Rows from a layout dataset
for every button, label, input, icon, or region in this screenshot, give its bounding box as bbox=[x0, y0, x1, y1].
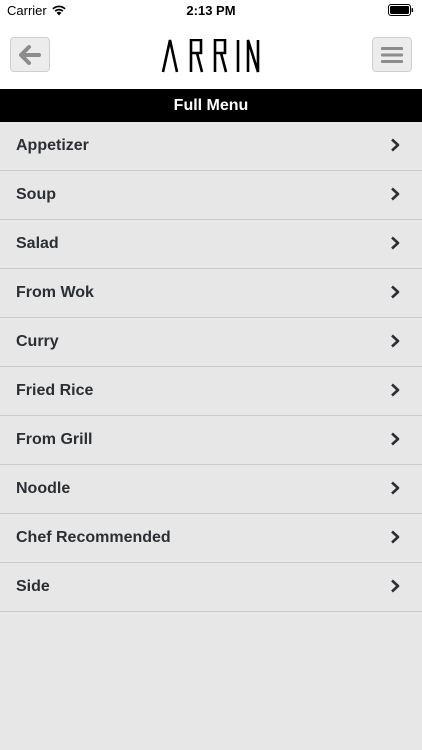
menu-item-fried-rice[interactable]: Fried Rice bbox=[0, 367, 422, 416]
menu-item-label: Soup bbox=[16, 186, 56, 203]
menu-item-chef-recommended[interactable]: Chef Recommended bbox=[0, 514, 422, 563]
menu-item-curry[interactable]: Curry bbox=[0, 318, 422, 367]
menu-item-appetizer[interactable]: Appetizer bbox=[0, 122, 422, 171]
menu-item-noodle[interactable]: Noodle bbox=[0, 465, 422, 514]
page-title: Full Menu bbox=[0, 89, 422, 122]
menu-button[interactable] bbox=[372, 37, 412, 72]
menu-item-label: Curry bbox=[16, 333, 59, 350]
brand-logo: ARRIN bbox=[0, 36, 422, 76]
menu-item-from-grill[interactable]: From Grill bbox=[0, 416, 422, 465]
menu-item-label: Side bbox=[16, 578, 50, 595]
chevron-right-icon bbox=[391, 383, 400, 397]
menu-item-label: From Grill bbox=[16, 431, 93, 448]
chevron-right-icon bbox=[391, 579, 400, 593]
hamburger-icon bbox=[381, 46, 403, 63]
chevron-right-icon bbox=[391, 334, 400, 348]
menu-list: Appetizer Soup Salad From Wok Curry Frie… bbox=[0, 122, 422, 612]
menu-item-label: Noodle bbox=[16, 480, 71, 497]
chevron-right-icon bbox=[391, 530, 400, 544]
chevron-right-icon bbox=[391, 187, 400, 201]
app-header: ARRIN bbox=[0, 21, 422, 89]
battery-icon bbox=[388, 4, 414, 16]
menu-item-soup[interactable]: Soup bbox=[0, 171, 422, 220]
menu-item-label: Appetizer bbox=[16, 137, 89, 154]
status-time: 2:13 PM bbox=[186, 3, 236, 18]
status-bar: Carrier 2:13 PM bbox=[0, 0, 422, 21]
chevron-right-icon bbox=[391, 432, 400, 446]
chevron-right-icon bbox=[391, 481, 400, 495]
menu-item-label: Salad bbox=[16, 235, 59, 252]
chevron-right-icon bbox=[391, 138, 400, 152]
chevron-right-icon bbox=[391, 285, 400, 299]
menu-item-from-wok[interactable]: From Wok bbox=[0, 269, 422, 318]
menu-item-salad[interactable]: Salad bbox=[0, 220, 422, 269]
menu-item-label: Chef Recommended bbox=[16, 529, 171, 546]
menu-item-label: From Wok bbox=[16, 284, 94, 301]
chevron-right-icon bbox=[391, 236, 400, 250]
menu-item-label: Fried Rice bbox=[16, 382, 94, 399]
menu-item-side[interactable]: Side bbox=[0, 563, 422, 612]
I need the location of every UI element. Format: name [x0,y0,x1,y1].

## Short problem
Copy the lines in the records above word for word, starting with the line that contains "menu-item-fried-rice[interactable]: Fried Rice" and ending with the line that contains "menu-item-label: Curry bbox=[16, 333, 59, 350]", including both of those lines.

## Solution for this problem
menu-item-fried-rice[interactable]: Fried Rice bbox=[0, 367, 422, 416]
menu-item-label: Soup bbox=[16, 186, 56, 203]
menu-item-chef-recommended[interactable]: Chef Recommended bbox=[0, 514, 422, 563]
menu-item-curry[interactable]: Curry bbox=[0, 318, 422, 367]
menu-item-appetizer[interactable]: Appetizer bbox=[0, 122, 422, 171]
menu-item-noodle[interactable]: Noodle bbox=[0, 465, 422, 514]
page-title: Full Menu bbox=[0, 89, 422, 122]
menu-button[interactable] bbox=[372, 37, 412, 72]
menu-item-label: Curry bbox=[16, 333, 59, 350]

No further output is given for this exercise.